[Stated task]:
Gather all lines with "amount" from the records.

++++

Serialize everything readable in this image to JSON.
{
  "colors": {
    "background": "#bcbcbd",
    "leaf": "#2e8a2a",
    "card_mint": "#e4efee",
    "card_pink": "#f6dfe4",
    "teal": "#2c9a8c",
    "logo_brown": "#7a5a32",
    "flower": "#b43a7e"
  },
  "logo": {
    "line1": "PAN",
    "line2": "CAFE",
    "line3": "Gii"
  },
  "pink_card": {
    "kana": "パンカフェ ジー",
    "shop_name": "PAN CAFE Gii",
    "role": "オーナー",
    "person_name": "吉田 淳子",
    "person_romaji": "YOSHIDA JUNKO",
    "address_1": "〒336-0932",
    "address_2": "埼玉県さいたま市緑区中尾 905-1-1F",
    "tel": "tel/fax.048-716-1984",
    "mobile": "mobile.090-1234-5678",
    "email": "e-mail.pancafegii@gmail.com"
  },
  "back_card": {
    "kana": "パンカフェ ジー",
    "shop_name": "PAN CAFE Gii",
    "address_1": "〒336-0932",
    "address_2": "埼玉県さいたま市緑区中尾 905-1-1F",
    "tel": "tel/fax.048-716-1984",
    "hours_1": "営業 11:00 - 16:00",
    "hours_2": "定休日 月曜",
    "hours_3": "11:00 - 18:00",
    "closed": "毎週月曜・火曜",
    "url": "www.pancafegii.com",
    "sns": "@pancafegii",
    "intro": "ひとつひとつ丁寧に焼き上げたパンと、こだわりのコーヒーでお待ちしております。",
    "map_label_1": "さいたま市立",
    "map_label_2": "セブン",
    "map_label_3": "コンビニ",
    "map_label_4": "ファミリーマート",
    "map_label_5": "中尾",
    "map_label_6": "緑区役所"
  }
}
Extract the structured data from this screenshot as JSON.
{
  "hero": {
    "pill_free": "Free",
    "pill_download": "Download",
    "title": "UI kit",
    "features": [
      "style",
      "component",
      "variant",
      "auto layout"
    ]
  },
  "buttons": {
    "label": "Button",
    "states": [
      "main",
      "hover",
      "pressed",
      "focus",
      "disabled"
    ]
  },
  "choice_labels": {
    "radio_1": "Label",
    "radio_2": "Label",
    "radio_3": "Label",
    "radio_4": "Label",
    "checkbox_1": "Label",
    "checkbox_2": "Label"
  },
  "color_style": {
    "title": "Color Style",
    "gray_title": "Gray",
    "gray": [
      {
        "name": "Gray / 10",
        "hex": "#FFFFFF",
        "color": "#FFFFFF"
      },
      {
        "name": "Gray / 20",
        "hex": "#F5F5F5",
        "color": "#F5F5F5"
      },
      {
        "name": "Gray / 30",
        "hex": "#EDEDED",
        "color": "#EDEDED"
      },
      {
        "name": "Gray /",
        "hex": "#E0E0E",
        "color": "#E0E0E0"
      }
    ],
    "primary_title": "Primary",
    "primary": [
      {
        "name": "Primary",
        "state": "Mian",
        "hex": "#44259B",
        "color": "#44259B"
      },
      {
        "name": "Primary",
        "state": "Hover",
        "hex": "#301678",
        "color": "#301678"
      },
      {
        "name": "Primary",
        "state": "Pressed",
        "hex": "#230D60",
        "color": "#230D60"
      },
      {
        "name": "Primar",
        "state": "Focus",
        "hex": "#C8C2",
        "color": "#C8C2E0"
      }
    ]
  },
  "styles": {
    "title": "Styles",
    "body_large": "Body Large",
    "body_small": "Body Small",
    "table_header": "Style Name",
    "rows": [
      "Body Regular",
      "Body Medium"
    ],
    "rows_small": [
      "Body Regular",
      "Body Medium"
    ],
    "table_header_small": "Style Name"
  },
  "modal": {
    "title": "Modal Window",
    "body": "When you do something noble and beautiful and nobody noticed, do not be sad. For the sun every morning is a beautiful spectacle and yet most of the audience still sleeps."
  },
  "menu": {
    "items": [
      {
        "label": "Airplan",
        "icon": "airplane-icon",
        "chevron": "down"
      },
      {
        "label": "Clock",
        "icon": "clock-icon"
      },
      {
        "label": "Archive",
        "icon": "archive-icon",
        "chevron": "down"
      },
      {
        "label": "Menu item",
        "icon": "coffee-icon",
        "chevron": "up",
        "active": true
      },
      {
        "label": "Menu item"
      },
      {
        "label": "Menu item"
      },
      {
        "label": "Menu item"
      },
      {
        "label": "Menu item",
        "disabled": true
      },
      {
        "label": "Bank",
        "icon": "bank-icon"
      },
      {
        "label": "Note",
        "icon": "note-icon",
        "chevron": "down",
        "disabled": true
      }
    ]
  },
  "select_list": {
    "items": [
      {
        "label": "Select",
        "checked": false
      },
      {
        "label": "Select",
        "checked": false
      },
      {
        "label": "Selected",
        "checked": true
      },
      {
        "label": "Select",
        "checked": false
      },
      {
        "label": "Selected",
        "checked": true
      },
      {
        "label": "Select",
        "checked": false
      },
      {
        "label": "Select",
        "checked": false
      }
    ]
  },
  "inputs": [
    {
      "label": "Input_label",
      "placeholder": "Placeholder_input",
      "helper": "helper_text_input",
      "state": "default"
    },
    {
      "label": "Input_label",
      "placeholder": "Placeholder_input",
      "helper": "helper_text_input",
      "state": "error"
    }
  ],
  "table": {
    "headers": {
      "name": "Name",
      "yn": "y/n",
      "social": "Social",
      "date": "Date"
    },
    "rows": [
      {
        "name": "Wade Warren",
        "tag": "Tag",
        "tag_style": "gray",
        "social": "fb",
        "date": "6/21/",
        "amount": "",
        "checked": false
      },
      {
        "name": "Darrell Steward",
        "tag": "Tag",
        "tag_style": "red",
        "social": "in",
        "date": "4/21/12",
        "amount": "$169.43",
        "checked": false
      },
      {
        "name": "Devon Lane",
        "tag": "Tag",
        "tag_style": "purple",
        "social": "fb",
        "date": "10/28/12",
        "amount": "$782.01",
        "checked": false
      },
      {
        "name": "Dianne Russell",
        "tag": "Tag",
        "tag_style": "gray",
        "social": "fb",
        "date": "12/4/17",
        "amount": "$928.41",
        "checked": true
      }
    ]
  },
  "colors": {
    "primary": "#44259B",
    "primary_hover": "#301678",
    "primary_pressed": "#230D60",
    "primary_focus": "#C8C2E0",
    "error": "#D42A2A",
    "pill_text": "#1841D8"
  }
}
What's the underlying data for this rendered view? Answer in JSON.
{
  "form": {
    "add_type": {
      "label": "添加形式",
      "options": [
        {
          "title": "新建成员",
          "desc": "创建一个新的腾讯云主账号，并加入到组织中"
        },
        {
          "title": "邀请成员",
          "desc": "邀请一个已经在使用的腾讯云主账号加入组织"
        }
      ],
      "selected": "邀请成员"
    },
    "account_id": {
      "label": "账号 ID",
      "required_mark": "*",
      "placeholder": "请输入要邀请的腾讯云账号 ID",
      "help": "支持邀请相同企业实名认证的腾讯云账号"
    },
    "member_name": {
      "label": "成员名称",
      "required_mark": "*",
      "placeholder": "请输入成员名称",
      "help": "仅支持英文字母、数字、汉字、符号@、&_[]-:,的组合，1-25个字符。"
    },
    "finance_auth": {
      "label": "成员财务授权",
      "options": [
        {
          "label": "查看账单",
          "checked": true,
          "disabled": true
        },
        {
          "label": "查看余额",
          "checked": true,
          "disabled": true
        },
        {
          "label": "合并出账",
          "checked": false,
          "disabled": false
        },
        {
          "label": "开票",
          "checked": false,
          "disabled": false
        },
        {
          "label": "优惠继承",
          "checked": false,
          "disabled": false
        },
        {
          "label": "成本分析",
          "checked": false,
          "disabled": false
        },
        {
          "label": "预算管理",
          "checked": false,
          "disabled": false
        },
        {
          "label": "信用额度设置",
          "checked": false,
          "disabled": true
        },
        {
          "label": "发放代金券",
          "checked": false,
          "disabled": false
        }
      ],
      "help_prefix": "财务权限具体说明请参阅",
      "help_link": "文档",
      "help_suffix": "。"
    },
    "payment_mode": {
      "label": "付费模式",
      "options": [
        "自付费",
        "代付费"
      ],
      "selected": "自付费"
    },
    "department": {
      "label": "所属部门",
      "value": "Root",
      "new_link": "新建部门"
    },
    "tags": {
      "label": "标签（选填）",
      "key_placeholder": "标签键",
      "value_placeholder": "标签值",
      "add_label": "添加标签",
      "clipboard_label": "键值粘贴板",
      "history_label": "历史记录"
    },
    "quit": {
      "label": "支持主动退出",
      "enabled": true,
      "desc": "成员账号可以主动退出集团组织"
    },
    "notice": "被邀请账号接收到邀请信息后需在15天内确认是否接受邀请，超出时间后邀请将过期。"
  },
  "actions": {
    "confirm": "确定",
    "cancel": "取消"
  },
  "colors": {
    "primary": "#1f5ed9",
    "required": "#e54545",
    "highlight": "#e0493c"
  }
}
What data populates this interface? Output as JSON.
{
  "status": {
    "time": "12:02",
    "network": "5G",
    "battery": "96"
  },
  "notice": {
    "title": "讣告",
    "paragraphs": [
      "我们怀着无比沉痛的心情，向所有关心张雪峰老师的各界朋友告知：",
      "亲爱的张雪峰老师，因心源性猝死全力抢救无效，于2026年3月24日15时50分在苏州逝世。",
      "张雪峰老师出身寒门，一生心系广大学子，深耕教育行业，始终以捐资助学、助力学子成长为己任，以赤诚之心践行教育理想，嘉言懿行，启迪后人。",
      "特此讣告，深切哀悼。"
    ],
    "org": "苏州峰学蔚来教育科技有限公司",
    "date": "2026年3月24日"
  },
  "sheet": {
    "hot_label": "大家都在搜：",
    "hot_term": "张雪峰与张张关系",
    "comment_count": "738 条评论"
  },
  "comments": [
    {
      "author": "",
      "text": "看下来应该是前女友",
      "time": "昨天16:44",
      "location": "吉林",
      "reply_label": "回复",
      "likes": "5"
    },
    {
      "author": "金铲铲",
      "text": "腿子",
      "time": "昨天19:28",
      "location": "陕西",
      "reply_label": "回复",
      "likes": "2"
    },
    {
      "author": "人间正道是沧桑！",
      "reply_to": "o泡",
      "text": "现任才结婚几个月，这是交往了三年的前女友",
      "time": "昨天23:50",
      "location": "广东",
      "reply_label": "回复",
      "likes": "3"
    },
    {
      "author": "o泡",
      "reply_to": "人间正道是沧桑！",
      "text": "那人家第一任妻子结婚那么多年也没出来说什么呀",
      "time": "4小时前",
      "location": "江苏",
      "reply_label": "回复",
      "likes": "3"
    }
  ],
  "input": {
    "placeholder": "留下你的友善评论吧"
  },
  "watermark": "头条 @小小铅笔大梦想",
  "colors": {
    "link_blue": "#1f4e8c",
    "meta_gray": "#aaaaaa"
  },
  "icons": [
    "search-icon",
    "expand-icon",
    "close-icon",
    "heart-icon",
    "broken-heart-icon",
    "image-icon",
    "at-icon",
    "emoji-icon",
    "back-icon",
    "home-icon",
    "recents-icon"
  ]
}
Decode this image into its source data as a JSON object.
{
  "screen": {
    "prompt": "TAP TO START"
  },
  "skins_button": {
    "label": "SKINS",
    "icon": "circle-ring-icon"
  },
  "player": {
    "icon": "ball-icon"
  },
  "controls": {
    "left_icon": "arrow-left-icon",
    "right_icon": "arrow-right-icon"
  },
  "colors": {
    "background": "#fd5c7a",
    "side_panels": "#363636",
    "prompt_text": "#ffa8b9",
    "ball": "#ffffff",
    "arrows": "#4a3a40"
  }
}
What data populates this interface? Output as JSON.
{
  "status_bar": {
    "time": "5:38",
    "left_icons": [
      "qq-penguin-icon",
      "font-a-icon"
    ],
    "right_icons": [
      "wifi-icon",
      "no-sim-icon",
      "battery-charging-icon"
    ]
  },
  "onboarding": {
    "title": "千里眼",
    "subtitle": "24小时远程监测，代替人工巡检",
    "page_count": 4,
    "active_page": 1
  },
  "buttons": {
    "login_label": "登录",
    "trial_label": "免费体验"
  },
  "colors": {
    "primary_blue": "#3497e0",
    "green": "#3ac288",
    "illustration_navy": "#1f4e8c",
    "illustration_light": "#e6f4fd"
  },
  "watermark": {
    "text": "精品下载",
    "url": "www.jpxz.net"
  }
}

++++

[Task response]:
        "amount": "",
        "amount": "$169.43",
        "amount": "$782.01",
        "amount": "$928.41",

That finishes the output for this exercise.